(Exercise instructions):
From the records, pick out and copy each line containing "name".

(Input rows):

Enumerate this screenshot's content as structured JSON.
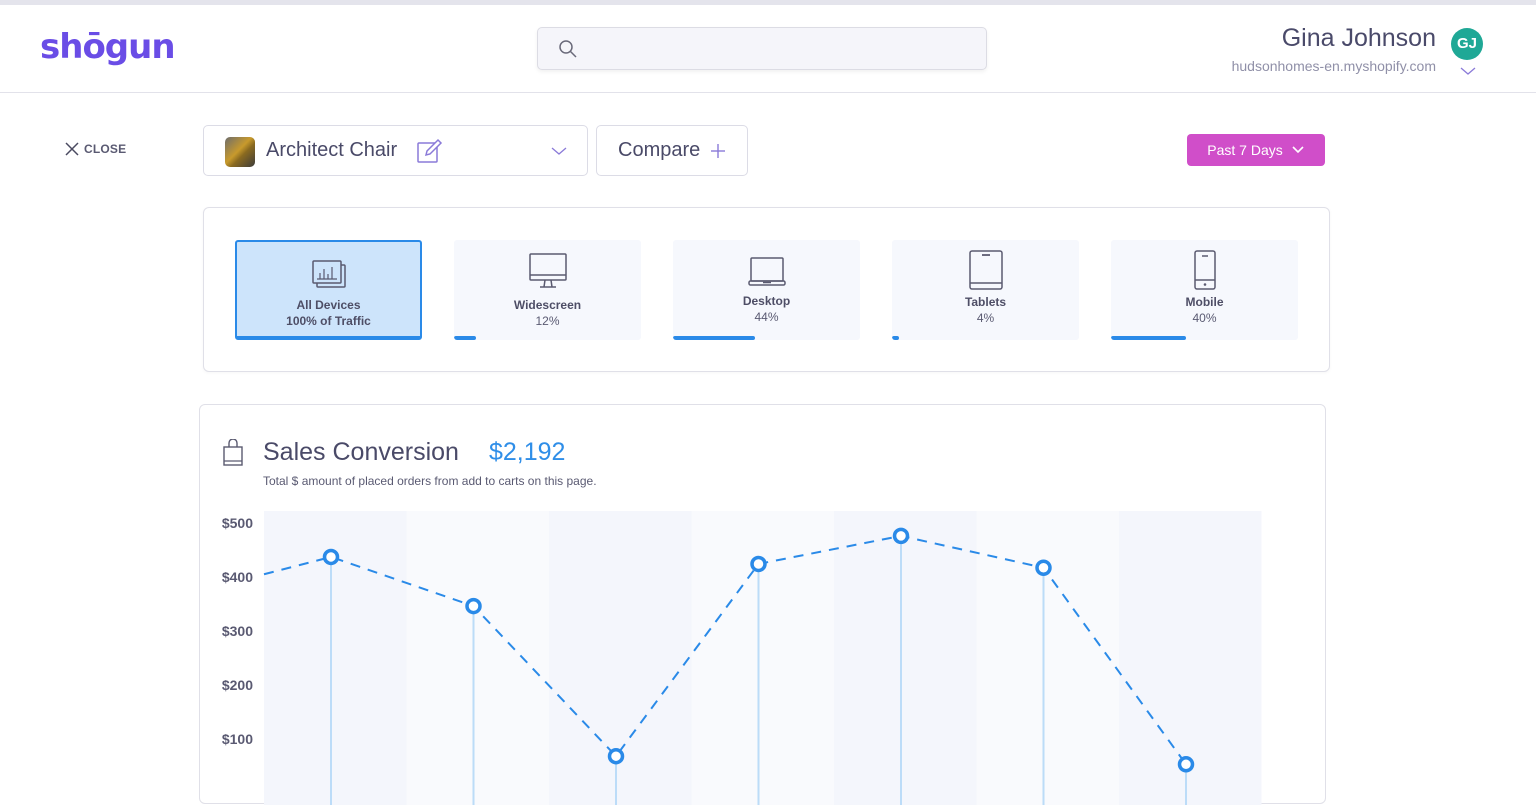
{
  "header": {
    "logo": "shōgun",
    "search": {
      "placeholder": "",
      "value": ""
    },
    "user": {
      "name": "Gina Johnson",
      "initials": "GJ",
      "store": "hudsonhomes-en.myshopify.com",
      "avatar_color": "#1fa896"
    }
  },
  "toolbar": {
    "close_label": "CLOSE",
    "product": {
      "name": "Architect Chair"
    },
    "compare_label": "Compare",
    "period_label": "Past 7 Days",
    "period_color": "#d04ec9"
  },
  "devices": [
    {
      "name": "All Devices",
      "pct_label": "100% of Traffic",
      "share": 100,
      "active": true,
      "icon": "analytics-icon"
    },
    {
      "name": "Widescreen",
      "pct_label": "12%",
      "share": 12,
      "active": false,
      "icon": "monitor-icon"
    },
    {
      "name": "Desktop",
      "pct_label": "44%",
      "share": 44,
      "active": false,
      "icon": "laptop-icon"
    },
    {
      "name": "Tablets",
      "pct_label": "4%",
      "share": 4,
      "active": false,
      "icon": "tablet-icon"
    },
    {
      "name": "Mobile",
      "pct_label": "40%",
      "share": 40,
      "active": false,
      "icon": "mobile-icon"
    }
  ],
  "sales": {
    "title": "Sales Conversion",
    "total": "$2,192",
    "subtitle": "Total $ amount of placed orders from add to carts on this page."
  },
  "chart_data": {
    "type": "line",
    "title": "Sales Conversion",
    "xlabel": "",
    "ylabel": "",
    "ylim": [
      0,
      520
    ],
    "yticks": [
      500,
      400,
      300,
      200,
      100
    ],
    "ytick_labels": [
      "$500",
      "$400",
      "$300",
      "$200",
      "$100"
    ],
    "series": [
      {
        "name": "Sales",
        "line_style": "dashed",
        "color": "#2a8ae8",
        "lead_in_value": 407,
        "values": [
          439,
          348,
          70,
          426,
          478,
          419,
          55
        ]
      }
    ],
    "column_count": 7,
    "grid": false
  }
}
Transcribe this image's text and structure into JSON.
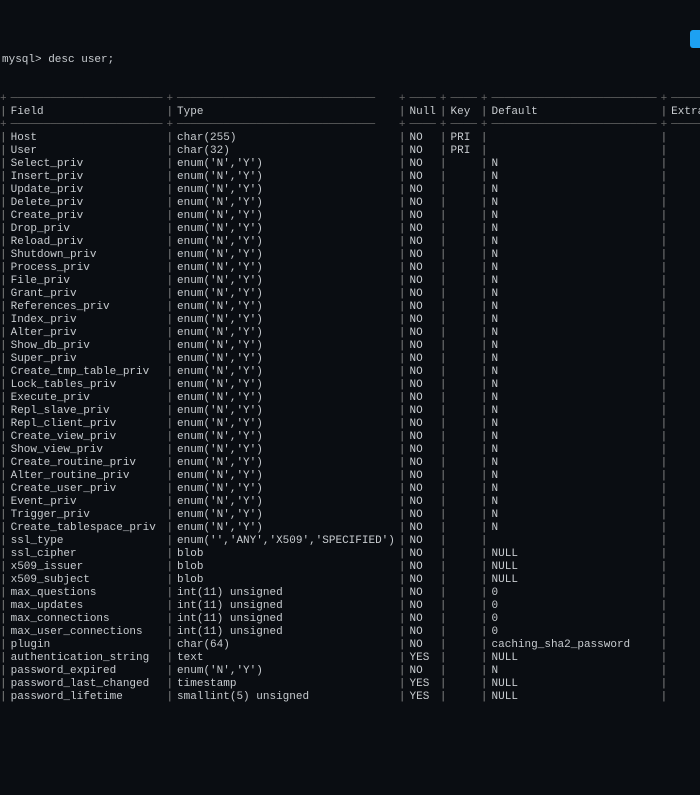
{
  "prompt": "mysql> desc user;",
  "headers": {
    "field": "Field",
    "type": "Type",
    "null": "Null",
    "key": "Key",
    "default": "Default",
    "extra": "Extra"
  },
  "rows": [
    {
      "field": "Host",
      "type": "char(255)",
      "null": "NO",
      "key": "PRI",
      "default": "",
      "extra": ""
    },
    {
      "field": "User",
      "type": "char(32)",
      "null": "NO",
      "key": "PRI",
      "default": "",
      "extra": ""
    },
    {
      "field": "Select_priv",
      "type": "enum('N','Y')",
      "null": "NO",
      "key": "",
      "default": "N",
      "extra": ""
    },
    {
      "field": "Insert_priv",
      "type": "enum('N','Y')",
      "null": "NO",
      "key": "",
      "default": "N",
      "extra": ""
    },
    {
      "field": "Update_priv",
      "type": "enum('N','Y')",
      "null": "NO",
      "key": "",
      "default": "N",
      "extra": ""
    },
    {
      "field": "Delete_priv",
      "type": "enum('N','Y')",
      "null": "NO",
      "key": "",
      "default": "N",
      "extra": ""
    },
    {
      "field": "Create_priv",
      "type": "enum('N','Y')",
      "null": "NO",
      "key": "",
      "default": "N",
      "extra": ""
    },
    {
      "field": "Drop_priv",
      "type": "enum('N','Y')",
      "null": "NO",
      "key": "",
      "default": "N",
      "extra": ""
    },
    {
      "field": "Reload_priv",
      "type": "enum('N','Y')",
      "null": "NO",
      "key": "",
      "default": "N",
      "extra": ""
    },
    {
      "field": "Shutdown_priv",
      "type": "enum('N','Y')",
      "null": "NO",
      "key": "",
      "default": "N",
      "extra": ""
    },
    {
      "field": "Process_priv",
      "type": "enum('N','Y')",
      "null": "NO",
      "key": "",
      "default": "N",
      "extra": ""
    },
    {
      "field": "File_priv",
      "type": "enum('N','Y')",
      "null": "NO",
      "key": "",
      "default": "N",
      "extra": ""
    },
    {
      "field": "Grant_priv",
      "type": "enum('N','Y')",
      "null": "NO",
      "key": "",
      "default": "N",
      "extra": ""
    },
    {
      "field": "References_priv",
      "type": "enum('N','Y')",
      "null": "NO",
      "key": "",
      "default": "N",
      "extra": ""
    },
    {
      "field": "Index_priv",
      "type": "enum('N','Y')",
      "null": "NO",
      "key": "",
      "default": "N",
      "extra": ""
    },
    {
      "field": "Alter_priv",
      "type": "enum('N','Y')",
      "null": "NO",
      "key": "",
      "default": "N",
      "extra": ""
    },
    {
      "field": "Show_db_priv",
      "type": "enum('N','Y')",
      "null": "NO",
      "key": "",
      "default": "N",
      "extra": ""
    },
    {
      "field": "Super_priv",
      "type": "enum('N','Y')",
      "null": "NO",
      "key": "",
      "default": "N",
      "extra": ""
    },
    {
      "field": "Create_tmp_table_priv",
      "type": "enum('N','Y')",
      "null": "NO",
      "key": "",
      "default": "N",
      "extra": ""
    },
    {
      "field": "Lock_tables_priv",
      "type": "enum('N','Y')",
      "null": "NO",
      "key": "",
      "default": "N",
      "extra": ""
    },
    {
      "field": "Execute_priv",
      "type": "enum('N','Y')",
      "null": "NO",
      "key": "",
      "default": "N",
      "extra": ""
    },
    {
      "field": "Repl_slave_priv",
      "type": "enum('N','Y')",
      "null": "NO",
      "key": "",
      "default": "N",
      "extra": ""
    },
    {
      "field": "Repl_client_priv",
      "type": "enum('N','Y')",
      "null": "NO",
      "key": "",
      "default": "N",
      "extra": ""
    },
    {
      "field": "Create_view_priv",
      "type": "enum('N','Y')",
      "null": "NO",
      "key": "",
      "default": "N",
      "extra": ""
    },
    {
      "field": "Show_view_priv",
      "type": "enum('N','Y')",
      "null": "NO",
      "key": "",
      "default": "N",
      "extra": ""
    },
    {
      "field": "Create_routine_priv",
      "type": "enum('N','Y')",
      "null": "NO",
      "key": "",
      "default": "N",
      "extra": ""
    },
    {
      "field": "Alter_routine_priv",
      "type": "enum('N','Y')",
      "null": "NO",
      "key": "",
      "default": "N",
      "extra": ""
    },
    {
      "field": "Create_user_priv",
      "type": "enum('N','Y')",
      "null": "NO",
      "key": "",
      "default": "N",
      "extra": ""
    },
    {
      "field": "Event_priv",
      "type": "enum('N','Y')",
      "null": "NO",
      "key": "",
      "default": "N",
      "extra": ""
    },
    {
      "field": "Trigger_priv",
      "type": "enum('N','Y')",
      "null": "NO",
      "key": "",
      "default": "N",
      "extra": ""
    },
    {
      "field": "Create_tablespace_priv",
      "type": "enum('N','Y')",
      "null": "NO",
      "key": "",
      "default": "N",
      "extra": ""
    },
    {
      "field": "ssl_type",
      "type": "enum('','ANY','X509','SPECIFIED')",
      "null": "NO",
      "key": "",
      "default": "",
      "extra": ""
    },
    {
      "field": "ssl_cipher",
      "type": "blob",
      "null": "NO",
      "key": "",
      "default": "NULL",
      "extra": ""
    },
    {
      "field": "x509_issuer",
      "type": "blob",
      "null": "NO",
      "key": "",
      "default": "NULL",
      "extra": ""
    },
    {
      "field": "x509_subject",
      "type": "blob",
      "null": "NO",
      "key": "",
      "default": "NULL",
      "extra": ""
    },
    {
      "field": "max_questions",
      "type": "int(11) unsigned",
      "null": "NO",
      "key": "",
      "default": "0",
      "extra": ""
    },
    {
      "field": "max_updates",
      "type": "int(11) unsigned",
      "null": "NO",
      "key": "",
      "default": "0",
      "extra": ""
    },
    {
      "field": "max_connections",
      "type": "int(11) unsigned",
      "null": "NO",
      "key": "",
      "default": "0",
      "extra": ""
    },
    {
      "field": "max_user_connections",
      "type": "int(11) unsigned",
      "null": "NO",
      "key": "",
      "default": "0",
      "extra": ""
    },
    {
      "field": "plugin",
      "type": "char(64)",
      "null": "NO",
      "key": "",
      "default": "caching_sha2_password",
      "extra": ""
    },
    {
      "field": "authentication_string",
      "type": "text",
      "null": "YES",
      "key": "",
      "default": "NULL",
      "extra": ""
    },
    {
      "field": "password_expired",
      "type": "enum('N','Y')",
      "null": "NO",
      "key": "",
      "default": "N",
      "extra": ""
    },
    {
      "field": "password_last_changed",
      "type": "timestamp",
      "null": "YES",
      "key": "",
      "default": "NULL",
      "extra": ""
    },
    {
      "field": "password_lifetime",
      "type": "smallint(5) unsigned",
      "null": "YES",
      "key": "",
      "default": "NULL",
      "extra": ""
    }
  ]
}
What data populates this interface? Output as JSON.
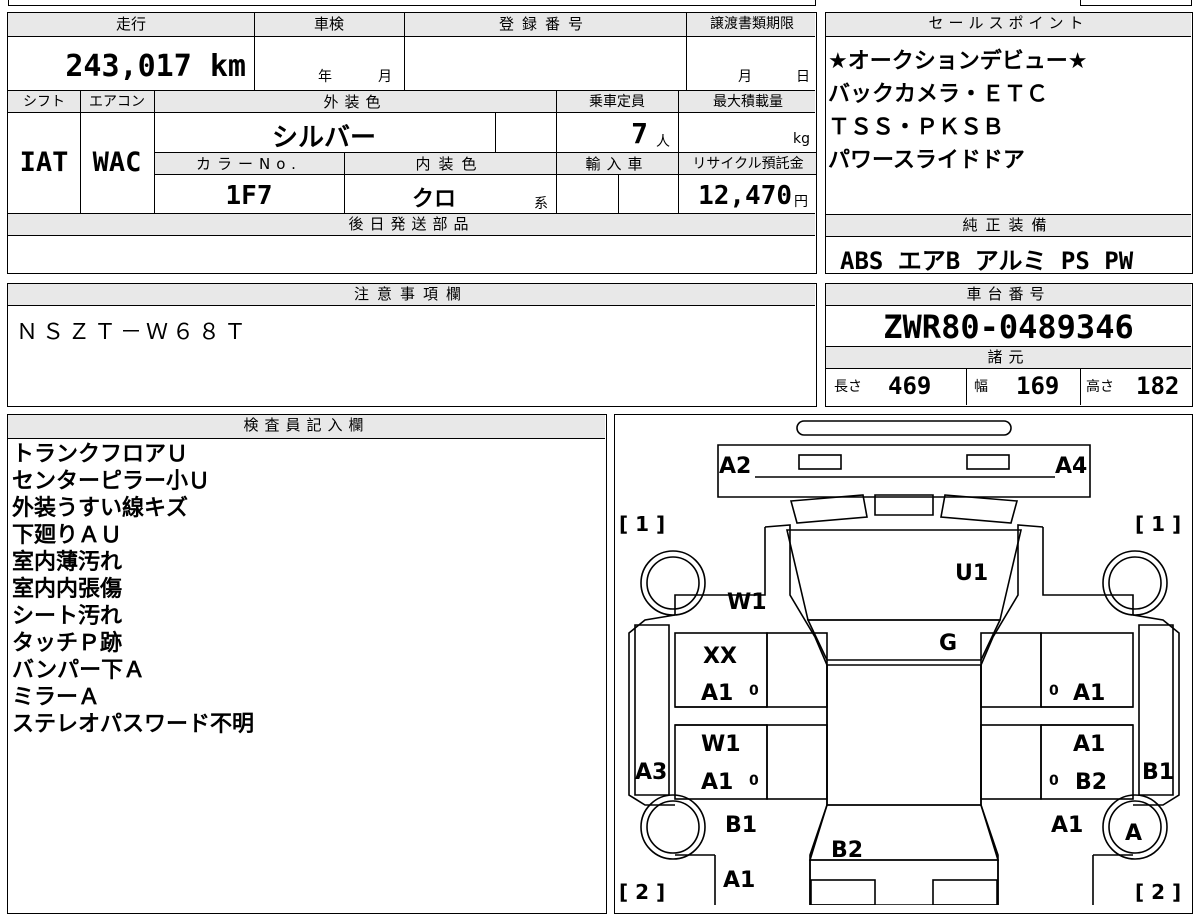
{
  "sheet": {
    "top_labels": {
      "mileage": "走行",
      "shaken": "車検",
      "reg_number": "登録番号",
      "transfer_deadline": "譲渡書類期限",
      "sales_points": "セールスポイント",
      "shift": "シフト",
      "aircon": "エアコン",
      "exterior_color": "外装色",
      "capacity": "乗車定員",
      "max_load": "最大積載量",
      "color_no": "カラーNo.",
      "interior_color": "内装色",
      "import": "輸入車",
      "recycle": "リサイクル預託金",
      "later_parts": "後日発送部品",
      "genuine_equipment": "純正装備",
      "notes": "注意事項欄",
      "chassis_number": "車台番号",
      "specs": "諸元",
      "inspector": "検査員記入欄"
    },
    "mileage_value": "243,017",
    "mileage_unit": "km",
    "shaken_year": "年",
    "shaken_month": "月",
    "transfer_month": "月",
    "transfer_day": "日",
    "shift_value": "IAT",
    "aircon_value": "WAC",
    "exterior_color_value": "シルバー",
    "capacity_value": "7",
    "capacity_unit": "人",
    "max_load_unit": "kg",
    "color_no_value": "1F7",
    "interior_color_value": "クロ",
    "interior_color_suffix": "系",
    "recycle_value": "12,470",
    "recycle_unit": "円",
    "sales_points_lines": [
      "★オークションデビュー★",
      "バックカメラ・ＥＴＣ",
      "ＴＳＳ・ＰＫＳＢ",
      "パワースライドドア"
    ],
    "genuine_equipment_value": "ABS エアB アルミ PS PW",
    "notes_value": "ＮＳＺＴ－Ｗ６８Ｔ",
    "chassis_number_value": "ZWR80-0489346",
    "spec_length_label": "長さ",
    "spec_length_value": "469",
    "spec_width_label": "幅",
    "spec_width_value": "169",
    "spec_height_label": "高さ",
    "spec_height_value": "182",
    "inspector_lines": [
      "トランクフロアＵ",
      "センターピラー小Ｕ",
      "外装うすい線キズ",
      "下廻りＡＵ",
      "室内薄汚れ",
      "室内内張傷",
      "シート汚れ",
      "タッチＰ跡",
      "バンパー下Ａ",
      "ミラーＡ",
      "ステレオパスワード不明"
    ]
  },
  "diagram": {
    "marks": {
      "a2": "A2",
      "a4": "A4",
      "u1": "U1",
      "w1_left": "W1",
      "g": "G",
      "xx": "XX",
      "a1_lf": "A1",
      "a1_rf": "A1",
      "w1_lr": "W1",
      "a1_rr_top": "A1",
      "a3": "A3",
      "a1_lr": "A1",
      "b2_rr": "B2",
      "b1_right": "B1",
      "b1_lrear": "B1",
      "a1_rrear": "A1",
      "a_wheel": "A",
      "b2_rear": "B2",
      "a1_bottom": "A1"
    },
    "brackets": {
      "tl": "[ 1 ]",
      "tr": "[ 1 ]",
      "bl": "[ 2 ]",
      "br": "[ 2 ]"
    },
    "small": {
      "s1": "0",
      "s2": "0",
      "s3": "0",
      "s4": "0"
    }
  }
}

(Response to this task):
      "name": "Gina Johnson",
      "name": "Architect Chair"
      "name": "All Devices",
      "name": "Widescreen",
      "name": "Desktop",
      "name": "Tablets",
      "name": "Mobile",
        "name": "Sales",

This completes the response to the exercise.